YOUR TASK: Wherever the string "type" occurs in a line of these records, report that line.

[START OF EXERCISE MATERIALS]

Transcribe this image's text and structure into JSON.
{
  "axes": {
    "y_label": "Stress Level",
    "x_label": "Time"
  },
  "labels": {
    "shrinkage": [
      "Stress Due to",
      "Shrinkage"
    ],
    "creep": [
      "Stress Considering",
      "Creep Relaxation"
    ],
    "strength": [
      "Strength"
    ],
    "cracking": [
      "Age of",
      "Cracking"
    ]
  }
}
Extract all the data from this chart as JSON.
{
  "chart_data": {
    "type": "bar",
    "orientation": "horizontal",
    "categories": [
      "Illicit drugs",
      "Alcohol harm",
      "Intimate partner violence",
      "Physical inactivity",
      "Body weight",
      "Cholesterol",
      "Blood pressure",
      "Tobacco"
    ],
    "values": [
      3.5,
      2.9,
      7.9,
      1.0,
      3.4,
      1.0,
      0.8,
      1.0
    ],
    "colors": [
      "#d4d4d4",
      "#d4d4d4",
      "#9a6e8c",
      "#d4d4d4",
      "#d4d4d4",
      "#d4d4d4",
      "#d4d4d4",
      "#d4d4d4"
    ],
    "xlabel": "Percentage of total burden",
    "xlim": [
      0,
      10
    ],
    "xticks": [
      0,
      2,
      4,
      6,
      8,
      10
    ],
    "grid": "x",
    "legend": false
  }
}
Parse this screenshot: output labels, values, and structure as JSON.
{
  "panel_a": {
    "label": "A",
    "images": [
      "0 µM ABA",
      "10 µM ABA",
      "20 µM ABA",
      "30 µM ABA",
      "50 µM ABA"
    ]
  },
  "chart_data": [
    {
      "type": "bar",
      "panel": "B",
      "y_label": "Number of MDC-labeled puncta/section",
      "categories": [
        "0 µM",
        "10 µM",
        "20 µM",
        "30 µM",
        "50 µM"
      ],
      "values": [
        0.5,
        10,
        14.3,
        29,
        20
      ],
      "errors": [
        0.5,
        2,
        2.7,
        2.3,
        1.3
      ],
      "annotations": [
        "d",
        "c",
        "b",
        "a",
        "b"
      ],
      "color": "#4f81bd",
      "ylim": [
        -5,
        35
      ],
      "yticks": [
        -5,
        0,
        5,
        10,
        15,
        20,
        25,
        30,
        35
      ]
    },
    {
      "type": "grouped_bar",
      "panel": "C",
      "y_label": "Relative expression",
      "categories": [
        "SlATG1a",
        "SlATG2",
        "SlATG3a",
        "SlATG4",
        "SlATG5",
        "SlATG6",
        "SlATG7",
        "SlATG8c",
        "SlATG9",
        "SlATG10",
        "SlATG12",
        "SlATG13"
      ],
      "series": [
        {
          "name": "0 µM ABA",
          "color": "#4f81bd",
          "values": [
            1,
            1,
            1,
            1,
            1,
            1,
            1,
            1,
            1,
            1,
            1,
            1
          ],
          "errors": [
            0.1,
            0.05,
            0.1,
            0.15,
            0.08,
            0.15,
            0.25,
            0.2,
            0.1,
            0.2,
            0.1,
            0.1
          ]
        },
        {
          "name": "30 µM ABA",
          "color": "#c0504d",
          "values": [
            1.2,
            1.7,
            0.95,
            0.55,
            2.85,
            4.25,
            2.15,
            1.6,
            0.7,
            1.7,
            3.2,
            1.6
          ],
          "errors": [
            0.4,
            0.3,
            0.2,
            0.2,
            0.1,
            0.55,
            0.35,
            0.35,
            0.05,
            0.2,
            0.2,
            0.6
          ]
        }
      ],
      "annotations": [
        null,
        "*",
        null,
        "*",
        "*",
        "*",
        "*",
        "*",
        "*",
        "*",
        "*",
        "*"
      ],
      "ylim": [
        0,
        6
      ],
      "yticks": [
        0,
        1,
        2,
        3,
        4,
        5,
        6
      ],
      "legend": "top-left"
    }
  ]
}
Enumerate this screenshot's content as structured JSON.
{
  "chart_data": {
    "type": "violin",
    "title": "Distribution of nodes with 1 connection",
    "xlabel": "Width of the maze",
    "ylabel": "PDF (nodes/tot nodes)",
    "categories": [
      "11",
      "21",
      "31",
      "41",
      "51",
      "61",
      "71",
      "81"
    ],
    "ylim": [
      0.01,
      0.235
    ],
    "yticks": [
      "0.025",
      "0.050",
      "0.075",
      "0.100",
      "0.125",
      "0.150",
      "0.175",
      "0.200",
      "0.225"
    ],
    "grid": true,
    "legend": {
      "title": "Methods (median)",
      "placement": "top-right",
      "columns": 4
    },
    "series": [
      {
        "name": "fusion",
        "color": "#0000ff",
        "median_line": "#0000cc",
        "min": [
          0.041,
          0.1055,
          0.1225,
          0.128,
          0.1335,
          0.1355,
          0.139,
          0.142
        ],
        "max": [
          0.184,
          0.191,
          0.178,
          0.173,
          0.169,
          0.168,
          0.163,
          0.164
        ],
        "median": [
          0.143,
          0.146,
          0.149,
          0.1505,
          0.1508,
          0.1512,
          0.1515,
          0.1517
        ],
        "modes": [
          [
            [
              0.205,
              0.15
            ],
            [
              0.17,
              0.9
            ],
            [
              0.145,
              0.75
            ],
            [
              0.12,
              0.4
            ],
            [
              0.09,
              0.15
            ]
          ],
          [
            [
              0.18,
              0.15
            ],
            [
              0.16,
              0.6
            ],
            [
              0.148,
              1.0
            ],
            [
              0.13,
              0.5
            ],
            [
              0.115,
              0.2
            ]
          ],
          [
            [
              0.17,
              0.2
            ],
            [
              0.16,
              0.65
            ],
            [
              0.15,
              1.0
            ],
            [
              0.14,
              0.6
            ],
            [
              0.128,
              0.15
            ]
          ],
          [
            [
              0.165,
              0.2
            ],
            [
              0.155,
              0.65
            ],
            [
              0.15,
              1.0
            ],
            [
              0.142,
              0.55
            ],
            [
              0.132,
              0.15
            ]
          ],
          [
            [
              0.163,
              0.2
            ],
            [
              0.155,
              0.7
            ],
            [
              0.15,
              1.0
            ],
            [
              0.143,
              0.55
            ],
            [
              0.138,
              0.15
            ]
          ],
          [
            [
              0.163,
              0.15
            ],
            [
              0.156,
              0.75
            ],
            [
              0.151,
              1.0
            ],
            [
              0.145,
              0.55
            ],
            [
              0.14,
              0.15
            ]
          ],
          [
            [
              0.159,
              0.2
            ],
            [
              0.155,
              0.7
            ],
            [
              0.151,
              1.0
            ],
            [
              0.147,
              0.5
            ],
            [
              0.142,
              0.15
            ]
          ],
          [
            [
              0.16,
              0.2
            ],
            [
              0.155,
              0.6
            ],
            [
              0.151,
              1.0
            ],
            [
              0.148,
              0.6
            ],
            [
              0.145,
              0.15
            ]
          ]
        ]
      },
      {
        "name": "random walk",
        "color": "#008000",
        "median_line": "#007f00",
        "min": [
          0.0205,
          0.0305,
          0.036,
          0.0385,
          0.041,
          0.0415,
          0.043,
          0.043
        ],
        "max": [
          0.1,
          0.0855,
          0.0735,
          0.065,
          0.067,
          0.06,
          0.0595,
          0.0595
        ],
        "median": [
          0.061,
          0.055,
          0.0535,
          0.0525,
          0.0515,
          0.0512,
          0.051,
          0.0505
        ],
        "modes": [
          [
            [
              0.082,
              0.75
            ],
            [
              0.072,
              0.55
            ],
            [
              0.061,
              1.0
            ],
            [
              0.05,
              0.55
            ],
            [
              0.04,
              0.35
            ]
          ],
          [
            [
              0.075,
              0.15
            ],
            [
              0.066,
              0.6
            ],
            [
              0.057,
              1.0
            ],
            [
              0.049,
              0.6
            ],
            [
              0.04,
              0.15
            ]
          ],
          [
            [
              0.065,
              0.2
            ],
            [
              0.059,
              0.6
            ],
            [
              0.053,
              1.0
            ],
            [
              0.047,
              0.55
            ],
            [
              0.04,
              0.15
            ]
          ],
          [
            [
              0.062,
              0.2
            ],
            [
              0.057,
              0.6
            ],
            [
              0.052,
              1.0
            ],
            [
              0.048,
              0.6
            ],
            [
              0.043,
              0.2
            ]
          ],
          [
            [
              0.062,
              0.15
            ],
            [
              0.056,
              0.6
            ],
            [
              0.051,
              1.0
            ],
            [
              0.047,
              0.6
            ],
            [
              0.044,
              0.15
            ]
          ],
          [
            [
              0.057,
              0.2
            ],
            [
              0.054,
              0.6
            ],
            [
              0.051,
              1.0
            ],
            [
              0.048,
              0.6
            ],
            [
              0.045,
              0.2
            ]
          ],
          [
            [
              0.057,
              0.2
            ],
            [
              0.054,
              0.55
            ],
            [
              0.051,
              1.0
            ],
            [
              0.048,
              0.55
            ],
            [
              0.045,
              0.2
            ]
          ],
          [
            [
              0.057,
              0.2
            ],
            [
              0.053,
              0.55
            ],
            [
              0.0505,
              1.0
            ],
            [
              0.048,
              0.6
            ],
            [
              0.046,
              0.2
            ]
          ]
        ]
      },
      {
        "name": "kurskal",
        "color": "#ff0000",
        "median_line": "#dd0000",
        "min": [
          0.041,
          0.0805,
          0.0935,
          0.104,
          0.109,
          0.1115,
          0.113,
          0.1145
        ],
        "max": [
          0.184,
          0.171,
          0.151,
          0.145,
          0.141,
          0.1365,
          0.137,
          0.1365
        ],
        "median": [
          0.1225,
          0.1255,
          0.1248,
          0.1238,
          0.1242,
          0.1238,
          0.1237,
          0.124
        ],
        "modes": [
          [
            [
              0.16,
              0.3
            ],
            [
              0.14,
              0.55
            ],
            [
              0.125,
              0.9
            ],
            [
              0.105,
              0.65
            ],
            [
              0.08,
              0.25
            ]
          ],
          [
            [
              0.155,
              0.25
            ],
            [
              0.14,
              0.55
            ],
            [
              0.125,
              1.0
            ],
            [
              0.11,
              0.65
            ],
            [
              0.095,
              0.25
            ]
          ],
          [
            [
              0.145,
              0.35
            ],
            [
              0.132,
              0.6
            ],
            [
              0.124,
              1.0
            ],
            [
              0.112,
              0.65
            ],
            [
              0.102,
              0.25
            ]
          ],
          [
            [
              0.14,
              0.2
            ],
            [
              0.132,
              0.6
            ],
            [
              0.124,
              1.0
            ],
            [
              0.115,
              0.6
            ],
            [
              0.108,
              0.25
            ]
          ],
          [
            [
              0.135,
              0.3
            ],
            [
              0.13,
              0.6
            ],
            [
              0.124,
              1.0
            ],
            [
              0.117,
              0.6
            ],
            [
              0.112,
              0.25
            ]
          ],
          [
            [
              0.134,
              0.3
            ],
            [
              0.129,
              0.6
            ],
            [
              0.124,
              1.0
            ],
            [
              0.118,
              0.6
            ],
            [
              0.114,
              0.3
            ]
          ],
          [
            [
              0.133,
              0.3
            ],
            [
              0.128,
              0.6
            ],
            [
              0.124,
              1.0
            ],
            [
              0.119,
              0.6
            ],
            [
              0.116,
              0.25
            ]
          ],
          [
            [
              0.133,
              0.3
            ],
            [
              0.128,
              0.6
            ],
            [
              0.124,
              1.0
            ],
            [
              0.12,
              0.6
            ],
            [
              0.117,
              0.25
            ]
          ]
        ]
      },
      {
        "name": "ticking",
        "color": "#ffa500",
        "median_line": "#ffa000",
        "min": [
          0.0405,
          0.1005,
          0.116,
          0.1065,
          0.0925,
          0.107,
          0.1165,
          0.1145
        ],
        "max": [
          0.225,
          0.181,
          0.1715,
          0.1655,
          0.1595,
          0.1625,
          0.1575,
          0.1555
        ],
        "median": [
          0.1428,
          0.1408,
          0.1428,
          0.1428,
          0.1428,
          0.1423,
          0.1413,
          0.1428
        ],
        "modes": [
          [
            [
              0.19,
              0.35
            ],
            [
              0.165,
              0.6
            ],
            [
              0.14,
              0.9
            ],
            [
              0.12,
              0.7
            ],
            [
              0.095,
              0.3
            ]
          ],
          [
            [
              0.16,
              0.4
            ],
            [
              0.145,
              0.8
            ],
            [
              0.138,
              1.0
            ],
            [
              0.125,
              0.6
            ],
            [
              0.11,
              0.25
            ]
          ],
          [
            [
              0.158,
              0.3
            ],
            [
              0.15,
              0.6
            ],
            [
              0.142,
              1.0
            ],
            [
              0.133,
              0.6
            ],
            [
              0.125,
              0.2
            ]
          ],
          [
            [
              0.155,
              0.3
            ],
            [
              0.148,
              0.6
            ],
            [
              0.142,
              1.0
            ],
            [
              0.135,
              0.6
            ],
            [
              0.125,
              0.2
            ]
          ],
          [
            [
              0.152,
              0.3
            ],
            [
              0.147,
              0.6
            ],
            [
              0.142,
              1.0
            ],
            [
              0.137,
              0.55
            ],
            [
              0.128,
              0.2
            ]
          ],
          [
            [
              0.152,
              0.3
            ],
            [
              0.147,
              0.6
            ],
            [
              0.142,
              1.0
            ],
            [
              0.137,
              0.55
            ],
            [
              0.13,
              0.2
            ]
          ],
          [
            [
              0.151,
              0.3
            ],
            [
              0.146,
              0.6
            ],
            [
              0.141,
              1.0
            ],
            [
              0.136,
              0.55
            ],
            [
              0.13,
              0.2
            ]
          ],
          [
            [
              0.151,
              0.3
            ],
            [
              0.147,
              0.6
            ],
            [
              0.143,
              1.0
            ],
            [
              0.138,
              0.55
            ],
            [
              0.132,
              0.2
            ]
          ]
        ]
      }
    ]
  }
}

[END OF EXERCISE MATERIALS]

THE OUTPUT:
    "type": "bar",
      "type": "bar",
      "type": "grouped_bar",
    "type": "violin",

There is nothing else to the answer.